» **Instruction**
Each record below must be returned exactly as shown.

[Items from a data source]
═══

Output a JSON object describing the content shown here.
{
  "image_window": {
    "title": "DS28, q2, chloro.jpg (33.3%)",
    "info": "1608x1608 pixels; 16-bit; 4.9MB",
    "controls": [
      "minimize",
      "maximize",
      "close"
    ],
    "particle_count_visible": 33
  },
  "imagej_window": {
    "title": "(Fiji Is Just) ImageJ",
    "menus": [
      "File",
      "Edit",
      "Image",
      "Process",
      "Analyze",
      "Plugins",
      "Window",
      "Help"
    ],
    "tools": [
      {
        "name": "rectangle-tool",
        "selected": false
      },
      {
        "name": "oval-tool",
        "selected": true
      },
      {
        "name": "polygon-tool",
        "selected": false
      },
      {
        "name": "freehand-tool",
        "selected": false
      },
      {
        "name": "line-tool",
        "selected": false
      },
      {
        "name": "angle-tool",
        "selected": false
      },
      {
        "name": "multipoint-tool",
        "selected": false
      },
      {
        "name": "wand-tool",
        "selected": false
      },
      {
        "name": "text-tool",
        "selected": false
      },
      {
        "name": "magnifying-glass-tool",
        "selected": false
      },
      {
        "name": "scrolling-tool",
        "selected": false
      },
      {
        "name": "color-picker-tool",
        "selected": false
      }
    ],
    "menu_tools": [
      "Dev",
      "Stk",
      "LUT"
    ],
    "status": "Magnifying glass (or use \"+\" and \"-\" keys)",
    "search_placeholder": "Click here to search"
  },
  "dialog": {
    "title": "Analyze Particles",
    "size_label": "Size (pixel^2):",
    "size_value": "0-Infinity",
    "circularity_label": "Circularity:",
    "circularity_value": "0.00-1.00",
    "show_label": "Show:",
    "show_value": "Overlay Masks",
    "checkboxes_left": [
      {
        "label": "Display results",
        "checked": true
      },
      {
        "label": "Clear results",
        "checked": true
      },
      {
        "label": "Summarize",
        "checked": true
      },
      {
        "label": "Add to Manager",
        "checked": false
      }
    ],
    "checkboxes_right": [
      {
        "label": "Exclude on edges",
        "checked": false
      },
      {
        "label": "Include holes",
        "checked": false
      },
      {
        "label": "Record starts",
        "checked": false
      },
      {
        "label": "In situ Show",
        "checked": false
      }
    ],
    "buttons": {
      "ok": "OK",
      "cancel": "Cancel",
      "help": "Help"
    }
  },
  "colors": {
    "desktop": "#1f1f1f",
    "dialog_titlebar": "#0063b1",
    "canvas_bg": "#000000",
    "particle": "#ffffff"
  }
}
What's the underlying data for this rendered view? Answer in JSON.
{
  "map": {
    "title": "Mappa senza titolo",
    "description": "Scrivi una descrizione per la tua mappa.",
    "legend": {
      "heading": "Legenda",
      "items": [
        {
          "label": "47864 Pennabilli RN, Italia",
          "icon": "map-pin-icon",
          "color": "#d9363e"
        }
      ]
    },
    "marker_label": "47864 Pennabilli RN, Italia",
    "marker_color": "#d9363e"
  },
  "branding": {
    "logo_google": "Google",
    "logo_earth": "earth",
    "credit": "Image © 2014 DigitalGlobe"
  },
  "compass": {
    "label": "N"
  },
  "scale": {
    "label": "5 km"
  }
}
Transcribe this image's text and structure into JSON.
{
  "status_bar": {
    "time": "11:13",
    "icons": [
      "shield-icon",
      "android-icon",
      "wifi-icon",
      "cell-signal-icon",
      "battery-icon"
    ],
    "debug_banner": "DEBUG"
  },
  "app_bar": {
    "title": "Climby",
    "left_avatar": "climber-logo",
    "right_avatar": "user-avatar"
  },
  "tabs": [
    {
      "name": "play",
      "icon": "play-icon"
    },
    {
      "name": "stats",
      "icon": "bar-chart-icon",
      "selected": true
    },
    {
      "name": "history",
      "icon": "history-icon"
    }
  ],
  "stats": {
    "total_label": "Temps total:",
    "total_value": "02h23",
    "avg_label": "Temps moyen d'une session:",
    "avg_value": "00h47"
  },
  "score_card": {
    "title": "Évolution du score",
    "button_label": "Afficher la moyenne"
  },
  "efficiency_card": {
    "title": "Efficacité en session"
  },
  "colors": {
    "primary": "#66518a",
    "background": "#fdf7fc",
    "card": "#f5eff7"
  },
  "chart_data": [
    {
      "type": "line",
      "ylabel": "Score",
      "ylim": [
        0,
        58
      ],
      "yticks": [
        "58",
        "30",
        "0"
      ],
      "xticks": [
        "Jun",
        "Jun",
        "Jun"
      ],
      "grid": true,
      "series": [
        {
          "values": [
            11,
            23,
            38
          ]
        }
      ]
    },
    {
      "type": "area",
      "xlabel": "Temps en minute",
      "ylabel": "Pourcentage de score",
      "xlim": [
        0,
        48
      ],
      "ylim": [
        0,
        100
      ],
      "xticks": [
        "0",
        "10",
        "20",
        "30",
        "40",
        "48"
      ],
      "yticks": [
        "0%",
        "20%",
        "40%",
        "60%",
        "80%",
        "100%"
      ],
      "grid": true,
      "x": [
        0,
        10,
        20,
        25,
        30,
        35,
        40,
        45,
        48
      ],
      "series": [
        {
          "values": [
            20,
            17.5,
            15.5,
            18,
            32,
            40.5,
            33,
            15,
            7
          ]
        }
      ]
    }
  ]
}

═══

» **Response to this exercise**
Output a JSON object describing the content shown here.
{
  "image_window": {
    "title": "DS28, q2, chloro.jpg (33.3%)",
    "info": "1608x1608 pixels; 16-bit; 4.9MB",
    "controls": [
      "minimize",
      "maximize",
      "close"
    ],
    "particle_count_visible": 33
  },
  "imagej_window": {
    "title": "(Fiji Is Just) ImageJ",
    "menus": [
      "File",
      "Edit",
      "Image",
      "Process",
      "Analyze",
      "Plugins",
      "Window",
      "Help"
    ],
    "tools": [
      {
        "name": "rectangle-tool",
        "selected": false
      },
      {
        "name": "oval-tool",
        "selected": true
      },
      {
        "name": "polygon-tool",
        "selected": false
      },
      {
        "name": "freehand-tool",
        "selected": false
      },
      {
        "name": "line-tool",
        "selected": false
      },
      {
        "name": "angle-tool",
        "selected": false
      },
      {
        "name": "multipoint-tool",
        "selected": false
      },
      {
        "name": "wand-tool",
        "selected": false
      },
      {
        "name": "text-tool",
        "selected": false
      },
      {
        "name": "magnifying-glass-tool",
        "selected": false
      },
      {
        "name": "scrolling-tool",
        "selected": false
      },
      {
        "name": "color-picker-tool",
        "selected": false
      }
    ],
    "menu_tools": [
      "Dev",
      "Stk",
      "LUT"
    ],
    "status": "Magnifying glass (or use \"+\" and \"-\" keys)",
    "search_placeholder": "Click here to search"
  },
  "dialog": {
    "title": "Analyze Particles",
    "size_label": "Size (pixel^2):",
    "size_value": "0-Infinity",
    "circularity_label": "Circularity:",
    "circularity_value": "0.00-1.00",
    "show_label": "Show:",
    "show_value": "Overlay Masks",
    "checkboxes_left": [
      {
        "label": "Display results",
        "checked": true
      },
      {
        "label": "Clear results",
        "checked": true
      },
      {
        "label": "Summarize",
        "checked": true
      },
      {
        "label": "Add to Manager",
        "checked": false
      }
    ],
    "checkboxes_right": [
      {
        "label": "Exclude on edges",
        "checked": false
      },
      {
        "label": "Include holes",
        "checked": false
      },
      {
        "label": "Record starts",
        "checked": false
      },
      {
        "label": "In situ Show",
        "checked": false
      }
    ],
    "buttons": {
      "ok": "OK",
      "cancel": "Cancel",
      "help": "Help"
    }
  },
  "colors": {
    "desktop": "#1f1f1f",
    "dialog_titlebar": "#0063b1",
    "canvas_bg": "#000000",
    "particle": "#ffffff"
  }
}
What's the underlying data for this rendered view? Answer in JSON.
{
  "map": {
    "title": "Mappa senza titolo",
    "description": "Scrivi una descrizione per la tua mappa.",
    "legend": {
      "heading": "Legenda",
      "items": [
        {
          "label": "47864 Pennabilli RN, Italia",
          "icon": "map-pin-icon",
          "color": "#d9363e"
        }
      ]
    },
    "marker_label": "47864 Pennabilli RN, Italia",
    "marker_color": "#d9363e"
  },
  "branding": {
    "logo_google": "Google",
    "logo_earth": "earth",
    "credit": "Image © 2014 DigitalGlobe"
  },
  "compass": {
    "label": "N"
  },
  "scale": {
    "label": "5 km"
  }
}
Transcribe this image's text and structure into JSON.
{
  "status_bar": {
    "time": "11:13",
    "icons": [
      "shield-icon",
      "android-icon",
      "wifi-icon",
      "cell-signal-icon",
      "battery-icon"
    ],
    "debug_banner": "DEBUG"
  },
  "app_bar": {
    "title": "Climby",
    "left_avatar": "climber-logo",
    "right_avatar": "user-avatar"
  },
  "tabs": [
    {
      "name": "play",
      "icon": "play-icon"
    },
    {
      "name": "stats",
      "icon": "bar-chart-icon",
      "selected": true
    },
    {
      "name": "history",
      "icon": "history-icon"
    }
  ],
  "stats": {
    "total_label": "Temps total:",
    "total_value": "02h23",
    "avg_label": "Temps moyen d'une session:",
    "avg_value": "00h47"
  },
  "score_card": {
    "title": "Évolution du score",
    "button_label": "Afficher la moyenne"
  },
  "efficiency_card": {
    "title": "Efficacité en session"
  },
  "colors": {
    "primary": "#66518a",
    "background": "#fdf7fc",
    "card": "#f5eff7"
  },
  "chart_data": [
    {
      "type": "line",
      "ylabel": "Score",
      "ylim": [
        0,
        58
      ],
      "yticks": [
        "58",
        "30",
        "0"
      ],
      "xticks": [
        "Jun",
        "Jun",
        "Jun"
      ],
      "grid": true,
      "series": [
        {
          "values": [
            11,
            23,
            38
          ]
        }
      ]
    },
    {
      "type": "area",
      "xlabel": "Temps en minute",
      "ylabel": "Pourcentage de score",
      "xlim": [
        0,
        48
      ],
      "ylim": [
        0,
        100
      ],
      "xticks": [
        "0",
        "10",
        "20",
        "30",
        "40",
        "48"
      ],
      "yticks": [
        "0%",
        "20%",
        "40%",
        "60%",
        "80%",
        "100%"
      ],
      "grid": true,
      "x": [
        0,
        10,
        20,
        25,
        30,
        35,
        40,
        45,
        48
      ],
      "series": [
        {
          "values": [
            20,
            17.5,
            15.5,
            18,
            32,
            40.5,
            33,
            15,
            7
          ]
        }
      ]
    }
  ]
}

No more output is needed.